» PROBLEM DETAILS
Scan the data beneath this task and copy each line that includes "axis".

» ENTRIES PROVIDED

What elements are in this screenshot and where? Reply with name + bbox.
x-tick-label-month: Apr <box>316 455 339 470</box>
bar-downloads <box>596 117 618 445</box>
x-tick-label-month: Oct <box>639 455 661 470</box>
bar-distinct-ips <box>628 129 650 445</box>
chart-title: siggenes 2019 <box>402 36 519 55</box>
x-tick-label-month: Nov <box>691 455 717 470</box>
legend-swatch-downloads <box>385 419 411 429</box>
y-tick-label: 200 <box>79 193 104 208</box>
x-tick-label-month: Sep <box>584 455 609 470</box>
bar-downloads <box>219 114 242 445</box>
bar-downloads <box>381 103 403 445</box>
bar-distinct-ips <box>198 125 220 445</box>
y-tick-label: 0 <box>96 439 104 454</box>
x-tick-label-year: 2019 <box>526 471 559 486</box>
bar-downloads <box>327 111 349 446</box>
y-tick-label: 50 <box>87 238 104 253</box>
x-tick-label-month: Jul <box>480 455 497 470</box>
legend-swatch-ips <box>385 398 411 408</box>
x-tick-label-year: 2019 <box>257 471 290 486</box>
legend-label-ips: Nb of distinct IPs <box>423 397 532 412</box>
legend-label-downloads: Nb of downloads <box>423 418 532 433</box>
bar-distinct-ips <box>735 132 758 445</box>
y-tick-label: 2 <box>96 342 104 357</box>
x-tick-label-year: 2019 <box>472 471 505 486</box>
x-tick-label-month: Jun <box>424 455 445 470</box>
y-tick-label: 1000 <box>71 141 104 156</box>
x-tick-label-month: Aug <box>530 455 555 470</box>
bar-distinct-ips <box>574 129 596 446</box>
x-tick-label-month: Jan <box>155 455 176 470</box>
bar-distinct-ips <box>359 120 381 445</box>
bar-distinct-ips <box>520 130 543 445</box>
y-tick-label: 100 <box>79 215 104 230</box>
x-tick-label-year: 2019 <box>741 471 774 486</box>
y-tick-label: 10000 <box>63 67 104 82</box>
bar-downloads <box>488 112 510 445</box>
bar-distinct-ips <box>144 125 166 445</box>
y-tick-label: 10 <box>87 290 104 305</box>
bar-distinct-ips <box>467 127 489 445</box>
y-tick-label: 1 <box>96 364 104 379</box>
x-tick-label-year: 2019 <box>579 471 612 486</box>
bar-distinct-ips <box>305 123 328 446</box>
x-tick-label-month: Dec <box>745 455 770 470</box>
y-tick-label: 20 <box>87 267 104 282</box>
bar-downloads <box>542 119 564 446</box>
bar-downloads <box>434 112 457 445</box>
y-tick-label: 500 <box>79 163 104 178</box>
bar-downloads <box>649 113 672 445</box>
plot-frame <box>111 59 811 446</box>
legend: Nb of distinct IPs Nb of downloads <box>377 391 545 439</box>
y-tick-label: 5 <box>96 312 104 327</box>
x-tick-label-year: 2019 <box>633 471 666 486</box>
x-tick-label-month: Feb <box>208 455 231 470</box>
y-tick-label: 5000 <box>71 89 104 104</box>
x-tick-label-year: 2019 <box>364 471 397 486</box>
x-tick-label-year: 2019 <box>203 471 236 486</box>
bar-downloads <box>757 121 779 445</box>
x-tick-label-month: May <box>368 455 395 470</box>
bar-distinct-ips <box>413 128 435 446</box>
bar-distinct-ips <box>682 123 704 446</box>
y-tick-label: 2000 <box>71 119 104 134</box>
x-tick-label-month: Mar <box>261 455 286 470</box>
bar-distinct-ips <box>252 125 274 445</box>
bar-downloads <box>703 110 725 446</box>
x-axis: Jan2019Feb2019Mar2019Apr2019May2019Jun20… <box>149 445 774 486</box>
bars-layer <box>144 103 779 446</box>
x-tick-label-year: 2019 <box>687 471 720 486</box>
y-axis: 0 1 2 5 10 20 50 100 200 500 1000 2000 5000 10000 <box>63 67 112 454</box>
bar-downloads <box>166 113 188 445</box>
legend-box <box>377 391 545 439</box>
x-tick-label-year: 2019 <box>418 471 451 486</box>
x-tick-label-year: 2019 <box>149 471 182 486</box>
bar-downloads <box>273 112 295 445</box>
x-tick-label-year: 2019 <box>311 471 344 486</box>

» PROBLEM SOLUTION
x-axis: Jan2019Feb2019Mar2019Apr2019May2019Jun20… <box>149 445 774 486</box>
y-axis: 0 1 2 5 10 20 50 100 200 500 1000 2000 5000 10000 <box>63 67 112 454</box>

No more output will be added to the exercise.